● **Problem description**: Locate the word "name" in the data below, then copy every line that holds it.

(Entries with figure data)
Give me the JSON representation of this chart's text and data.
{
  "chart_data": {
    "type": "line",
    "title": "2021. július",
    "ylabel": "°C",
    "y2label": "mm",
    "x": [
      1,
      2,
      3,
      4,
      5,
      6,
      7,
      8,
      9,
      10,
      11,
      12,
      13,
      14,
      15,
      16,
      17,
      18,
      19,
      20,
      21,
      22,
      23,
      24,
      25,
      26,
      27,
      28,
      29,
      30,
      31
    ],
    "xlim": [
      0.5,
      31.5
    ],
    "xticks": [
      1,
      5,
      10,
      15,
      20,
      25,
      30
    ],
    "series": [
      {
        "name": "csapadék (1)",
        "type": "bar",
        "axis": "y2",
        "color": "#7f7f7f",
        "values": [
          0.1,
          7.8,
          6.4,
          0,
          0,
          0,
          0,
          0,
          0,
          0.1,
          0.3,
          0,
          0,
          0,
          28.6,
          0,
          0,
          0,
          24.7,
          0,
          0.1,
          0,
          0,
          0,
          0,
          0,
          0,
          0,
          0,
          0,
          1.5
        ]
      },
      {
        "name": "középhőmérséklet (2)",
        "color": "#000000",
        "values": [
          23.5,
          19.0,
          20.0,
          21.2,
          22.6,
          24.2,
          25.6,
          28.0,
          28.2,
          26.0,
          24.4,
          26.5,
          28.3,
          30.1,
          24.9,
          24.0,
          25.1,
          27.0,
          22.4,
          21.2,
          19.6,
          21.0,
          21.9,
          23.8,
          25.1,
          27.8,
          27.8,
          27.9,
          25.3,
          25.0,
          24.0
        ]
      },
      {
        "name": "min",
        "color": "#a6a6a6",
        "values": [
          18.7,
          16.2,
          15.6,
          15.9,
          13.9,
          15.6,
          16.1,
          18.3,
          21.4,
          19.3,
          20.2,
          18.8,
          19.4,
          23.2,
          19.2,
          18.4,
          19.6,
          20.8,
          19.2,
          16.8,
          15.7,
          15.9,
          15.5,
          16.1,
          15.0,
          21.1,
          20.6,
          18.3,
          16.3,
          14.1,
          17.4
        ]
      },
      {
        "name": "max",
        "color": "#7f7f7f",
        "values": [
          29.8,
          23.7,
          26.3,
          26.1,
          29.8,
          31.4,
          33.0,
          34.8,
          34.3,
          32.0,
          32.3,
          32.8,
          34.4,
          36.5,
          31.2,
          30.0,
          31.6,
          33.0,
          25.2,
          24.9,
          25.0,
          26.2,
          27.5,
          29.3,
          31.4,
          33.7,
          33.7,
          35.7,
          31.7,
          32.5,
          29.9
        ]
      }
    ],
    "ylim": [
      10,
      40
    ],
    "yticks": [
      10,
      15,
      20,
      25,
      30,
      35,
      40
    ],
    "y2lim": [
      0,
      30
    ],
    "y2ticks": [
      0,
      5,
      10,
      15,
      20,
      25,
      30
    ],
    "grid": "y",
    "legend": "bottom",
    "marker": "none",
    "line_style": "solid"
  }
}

● **Output below**:
        "name": "csapadék (1)",
        "name": "középhőmérséklet (2)",
        "name": "min",
        "name": "max",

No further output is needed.